_Problem requirements_: Across the listing below, how many lines hold "можетъ"? Reply with the number by itself.
++++++++
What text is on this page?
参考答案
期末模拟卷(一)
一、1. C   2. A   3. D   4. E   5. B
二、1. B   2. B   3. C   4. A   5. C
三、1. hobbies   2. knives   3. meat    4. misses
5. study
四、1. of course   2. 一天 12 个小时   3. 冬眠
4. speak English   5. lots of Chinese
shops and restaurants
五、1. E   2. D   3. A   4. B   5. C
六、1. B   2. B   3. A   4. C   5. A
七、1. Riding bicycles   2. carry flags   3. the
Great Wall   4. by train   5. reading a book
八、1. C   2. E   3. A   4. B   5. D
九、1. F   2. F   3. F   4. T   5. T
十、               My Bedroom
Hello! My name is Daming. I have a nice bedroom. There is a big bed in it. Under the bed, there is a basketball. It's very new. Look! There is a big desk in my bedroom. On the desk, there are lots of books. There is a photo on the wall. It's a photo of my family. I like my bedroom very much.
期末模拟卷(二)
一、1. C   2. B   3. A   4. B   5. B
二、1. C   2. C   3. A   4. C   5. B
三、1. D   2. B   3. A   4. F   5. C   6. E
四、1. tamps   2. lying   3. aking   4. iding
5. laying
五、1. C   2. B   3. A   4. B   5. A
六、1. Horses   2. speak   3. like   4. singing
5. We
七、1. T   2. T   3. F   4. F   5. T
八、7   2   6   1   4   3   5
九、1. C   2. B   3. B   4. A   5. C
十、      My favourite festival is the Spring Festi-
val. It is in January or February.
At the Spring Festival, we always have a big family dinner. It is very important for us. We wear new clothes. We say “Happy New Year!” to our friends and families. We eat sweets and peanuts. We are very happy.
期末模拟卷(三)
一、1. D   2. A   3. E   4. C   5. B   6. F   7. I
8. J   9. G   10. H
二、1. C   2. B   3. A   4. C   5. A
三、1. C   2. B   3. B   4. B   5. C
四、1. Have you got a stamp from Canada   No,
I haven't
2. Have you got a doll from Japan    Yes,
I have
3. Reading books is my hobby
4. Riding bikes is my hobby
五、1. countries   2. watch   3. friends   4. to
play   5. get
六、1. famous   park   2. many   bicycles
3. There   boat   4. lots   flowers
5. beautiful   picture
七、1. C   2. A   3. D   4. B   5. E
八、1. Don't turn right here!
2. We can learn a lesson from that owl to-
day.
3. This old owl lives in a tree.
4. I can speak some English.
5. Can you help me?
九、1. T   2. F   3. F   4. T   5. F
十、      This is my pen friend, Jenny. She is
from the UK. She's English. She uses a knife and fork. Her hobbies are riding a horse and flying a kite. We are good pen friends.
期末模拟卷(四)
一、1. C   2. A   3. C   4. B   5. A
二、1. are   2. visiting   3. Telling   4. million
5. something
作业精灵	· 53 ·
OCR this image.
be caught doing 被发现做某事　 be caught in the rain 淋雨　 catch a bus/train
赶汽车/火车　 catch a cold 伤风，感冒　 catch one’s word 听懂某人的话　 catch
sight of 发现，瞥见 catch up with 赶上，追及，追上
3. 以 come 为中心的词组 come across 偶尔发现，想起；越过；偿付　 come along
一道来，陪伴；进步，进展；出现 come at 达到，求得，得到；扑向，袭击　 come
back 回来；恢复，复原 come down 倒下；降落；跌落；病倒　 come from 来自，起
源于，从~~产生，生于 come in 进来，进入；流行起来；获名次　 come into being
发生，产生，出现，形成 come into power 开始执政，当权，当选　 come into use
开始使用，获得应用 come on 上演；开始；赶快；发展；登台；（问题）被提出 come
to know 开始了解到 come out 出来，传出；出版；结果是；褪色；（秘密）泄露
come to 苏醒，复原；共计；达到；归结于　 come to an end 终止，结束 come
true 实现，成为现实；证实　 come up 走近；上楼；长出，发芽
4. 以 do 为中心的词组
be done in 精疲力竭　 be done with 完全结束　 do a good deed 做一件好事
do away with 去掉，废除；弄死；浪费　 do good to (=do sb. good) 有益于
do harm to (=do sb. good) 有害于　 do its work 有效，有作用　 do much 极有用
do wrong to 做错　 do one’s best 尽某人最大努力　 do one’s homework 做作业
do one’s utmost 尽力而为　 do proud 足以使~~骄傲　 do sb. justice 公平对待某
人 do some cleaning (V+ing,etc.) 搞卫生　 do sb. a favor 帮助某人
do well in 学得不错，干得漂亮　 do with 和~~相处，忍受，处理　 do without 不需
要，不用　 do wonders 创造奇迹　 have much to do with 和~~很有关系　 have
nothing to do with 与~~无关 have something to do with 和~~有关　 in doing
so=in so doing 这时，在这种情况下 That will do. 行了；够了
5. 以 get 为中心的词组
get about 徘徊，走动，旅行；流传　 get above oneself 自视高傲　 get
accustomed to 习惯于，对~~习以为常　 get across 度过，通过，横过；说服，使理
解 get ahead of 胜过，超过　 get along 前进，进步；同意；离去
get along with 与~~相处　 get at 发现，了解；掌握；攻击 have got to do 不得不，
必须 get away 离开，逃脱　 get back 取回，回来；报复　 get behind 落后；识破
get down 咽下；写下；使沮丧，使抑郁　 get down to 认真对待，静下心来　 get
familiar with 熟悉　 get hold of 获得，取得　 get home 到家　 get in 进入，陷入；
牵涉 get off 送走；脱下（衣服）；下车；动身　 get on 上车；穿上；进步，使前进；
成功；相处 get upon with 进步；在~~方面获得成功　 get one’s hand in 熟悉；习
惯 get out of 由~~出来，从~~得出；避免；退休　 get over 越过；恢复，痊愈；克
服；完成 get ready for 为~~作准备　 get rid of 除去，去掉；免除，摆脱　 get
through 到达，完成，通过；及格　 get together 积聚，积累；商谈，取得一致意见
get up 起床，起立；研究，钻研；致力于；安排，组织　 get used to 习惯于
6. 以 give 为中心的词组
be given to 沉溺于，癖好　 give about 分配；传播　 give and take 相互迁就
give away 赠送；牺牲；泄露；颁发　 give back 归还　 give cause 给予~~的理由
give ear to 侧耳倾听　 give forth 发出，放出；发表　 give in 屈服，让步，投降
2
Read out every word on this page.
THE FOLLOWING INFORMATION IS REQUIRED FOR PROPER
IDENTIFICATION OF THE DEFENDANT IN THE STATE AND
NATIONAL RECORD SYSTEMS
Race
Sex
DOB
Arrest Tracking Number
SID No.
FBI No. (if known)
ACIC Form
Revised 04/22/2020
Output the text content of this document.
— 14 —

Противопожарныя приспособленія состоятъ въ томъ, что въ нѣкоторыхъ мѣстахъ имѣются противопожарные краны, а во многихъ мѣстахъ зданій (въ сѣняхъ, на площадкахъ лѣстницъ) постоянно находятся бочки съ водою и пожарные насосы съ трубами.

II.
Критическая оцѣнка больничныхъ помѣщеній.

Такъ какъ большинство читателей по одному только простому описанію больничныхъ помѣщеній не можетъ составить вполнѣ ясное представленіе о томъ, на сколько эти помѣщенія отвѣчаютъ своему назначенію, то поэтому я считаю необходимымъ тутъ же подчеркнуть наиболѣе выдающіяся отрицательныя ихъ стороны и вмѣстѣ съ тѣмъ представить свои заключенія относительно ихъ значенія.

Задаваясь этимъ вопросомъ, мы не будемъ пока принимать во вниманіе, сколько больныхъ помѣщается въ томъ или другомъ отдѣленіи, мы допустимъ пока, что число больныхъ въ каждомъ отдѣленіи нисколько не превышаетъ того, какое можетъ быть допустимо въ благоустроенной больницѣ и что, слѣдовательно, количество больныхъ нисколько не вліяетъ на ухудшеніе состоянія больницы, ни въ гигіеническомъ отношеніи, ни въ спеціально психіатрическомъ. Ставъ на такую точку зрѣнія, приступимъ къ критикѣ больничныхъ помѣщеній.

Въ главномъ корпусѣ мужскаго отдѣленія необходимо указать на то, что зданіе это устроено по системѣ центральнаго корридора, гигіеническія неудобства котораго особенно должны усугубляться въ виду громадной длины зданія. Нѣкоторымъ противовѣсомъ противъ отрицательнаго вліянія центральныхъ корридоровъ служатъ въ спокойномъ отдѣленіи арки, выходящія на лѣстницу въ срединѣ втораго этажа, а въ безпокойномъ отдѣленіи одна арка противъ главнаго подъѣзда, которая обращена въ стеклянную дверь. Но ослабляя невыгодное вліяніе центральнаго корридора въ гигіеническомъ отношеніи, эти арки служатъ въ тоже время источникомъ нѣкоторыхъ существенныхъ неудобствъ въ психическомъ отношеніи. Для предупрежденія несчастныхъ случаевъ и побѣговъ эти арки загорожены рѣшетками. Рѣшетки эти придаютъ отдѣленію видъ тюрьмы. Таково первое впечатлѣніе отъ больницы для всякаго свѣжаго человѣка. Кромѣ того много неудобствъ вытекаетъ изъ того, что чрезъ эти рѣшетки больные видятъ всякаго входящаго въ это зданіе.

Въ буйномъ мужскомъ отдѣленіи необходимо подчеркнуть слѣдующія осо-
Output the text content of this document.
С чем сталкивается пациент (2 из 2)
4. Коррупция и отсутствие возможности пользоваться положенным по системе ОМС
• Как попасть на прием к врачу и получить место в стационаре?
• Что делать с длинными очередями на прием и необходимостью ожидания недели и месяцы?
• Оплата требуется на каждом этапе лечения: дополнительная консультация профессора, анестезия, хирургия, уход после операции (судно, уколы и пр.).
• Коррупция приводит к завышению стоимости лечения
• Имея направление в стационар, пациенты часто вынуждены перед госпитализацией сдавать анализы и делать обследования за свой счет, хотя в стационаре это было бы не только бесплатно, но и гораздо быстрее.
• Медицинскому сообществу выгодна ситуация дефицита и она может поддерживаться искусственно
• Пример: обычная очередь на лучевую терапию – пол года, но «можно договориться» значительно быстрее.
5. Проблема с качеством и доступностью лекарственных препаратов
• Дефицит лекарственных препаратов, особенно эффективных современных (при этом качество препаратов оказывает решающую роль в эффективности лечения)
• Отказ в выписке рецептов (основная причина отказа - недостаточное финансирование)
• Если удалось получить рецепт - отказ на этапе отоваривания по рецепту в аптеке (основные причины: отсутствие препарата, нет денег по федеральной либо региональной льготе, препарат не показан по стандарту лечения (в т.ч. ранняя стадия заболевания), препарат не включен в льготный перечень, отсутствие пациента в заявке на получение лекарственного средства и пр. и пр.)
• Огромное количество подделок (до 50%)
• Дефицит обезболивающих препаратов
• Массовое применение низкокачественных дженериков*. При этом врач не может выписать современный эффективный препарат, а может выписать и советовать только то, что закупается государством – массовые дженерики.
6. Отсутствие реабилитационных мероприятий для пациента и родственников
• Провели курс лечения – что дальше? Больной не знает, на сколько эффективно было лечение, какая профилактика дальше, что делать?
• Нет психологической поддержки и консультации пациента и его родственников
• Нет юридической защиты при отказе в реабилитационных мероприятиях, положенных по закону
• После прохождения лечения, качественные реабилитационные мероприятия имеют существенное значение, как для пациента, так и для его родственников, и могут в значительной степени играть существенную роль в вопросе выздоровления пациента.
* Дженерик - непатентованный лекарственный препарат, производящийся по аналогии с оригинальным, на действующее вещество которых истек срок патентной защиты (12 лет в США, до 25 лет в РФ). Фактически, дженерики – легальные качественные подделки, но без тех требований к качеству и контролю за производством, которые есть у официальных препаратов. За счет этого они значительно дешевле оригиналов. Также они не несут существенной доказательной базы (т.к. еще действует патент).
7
++++++++
_Task output_: 2